Exercise details:
Below are records. Copy every line with "Standard" in it.

Dataset content:

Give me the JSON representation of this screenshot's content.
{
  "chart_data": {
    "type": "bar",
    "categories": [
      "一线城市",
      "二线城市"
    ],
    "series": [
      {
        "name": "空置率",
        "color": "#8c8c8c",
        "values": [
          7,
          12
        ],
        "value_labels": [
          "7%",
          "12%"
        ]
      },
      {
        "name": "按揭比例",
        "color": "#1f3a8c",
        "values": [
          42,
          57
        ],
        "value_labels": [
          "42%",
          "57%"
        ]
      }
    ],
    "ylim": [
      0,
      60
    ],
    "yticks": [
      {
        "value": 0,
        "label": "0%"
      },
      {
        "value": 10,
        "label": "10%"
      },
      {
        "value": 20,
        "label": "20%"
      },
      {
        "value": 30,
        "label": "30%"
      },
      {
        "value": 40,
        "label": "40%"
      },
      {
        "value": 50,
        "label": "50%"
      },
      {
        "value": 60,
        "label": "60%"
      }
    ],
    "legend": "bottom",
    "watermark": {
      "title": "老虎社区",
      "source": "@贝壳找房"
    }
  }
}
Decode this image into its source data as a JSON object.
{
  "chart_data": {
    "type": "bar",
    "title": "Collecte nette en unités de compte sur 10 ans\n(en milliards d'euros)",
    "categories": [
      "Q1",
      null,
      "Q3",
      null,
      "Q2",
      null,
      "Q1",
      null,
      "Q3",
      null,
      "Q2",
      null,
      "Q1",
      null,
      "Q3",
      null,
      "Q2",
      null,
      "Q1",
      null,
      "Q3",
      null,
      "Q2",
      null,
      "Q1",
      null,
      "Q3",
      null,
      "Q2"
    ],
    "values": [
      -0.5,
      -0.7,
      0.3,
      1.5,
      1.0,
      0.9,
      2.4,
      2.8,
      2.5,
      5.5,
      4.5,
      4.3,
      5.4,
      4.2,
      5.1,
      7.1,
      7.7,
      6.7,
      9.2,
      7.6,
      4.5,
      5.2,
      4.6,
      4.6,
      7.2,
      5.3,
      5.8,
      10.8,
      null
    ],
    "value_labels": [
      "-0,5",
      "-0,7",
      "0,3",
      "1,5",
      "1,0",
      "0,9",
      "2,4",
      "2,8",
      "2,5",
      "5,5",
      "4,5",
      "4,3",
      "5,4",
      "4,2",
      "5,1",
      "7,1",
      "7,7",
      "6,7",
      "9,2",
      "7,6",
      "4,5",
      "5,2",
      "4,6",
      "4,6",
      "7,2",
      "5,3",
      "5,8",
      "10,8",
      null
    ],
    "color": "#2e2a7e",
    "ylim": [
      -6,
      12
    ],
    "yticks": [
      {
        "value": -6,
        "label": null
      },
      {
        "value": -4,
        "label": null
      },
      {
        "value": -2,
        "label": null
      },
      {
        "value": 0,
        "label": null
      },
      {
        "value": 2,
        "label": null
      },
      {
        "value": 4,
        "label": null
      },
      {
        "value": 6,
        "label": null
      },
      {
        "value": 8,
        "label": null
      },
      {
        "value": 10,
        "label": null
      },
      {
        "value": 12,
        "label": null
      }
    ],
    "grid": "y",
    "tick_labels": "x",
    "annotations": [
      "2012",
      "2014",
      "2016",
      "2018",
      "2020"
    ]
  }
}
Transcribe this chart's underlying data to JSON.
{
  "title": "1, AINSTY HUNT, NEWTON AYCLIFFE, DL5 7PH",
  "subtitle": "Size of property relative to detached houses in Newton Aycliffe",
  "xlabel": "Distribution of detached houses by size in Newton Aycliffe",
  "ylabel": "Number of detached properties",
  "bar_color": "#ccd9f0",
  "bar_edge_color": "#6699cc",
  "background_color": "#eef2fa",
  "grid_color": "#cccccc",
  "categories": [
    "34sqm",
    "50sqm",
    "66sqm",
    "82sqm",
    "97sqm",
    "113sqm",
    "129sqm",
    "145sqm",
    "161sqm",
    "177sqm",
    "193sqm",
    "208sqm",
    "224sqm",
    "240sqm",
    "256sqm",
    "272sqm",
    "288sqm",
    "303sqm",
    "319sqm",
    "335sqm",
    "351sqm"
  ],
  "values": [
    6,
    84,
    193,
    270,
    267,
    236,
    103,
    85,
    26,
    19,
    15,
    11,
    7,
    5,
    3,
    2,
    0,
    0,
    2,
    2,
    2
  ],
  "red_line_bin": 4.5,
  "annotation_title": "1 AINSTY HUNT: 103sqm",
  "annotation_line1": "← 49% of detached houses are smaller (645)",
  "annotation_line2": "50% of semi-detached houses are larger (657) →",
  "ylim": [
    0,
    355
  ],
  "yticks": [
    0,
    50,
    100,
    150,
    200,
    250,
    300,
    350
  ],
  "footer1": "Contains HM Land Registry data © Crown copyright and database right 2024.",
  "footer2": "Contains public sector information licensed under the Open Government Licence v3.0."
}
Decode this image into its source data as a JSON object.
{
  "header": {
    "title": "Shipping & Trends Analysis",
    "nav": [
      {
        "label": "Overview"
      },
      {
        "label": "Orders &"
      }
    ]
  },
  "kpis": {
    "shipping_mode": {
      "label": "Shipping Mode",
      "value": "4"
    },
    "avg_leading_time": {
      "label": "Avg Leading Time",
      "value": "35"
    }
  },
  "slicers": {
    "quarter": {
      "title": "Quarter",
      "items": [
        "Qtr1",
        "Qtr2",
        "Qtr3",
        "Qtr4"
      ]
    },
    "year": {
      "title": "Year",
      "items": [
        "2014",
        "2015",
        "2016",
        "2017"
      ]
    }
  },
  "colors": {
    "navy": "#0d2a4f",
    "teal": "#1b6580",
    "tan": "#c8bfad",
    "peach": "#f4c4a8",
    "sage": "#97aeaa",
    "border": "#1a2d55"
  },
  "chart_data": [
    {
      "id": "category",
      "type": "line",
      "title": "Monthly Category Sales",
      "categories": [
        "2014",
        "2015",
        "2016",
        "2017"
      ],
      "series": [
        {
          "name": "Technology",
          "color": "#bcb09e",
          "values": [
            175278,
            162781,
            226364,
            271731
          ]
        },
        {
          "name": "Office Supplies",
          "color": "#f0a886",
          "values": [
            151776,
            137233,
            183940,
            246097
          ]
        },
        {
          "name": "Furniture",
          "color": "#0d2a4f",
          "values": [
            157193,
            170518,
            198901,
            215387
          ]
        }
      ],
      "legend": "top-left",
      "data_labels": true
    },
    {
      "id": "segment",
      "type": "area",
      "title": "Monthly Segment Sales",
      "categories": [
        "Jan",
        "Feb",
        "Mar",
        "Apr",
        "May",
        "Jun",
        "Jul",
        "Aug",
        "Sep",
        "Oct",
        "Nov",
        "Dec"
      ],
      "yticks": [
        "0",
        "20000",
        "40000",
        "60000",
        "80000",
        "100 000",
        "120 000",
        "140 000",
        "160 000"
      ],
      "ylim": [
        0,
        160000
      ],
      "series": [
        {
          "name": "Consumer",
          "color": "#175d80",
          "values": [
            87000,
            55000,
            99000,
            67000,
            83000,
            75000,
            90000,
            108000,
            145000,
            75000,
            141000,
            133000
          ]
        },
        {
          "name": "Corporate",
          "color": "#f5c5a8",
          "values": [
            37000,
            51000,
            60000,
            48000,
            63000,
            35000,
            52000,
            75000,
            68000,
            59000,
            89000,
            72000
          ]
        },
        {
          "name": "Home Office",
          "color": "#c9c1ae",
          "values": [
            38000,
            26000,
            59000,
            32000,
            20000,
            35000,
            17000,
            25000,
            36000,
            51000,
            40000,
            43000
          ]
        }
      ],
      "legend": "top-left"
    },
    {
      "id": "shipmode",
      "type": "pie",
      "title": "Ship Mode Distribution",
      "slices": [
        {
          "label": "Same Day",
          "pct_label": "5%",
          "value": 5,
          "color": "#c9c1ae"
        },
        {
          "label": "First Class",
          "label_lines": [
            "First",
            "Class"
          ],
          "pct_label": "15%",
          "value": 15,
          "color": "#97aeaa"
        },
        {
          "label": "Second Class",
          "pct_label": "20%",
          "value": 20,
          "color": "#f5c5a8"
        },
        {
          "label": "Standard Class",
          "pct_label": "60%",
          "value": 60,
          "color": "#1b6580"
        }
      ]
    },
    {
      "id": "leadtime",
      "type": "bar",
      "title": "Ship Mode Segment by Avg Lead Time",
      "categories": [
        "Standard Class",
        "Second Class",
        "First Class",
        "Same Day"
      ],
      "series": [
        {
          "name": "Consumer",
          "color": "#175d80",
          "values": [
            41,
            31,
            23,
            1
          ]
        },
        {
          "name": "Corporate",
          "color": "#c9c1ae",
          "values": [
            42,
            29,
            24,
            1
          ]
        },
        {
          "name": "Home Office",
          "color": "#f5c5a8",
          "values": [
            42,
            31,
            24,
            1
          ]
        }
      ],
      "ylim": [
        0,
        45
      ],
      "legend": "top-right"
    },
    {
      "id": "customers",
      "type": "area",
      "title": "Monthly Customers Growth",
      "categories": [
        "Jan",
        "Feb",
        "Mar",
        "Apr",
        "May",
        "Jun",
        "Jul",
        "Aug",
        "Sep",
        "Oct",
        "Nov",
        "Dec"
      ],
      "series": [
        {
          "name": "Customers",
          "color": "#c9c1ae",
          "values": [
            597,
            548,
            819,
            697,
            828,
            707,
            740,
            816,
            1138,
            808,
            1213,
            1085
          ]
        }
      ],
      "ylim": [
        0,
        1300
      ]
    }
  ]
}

Output of the exercise:
          "label": "Standard Class",
        "Standard Class",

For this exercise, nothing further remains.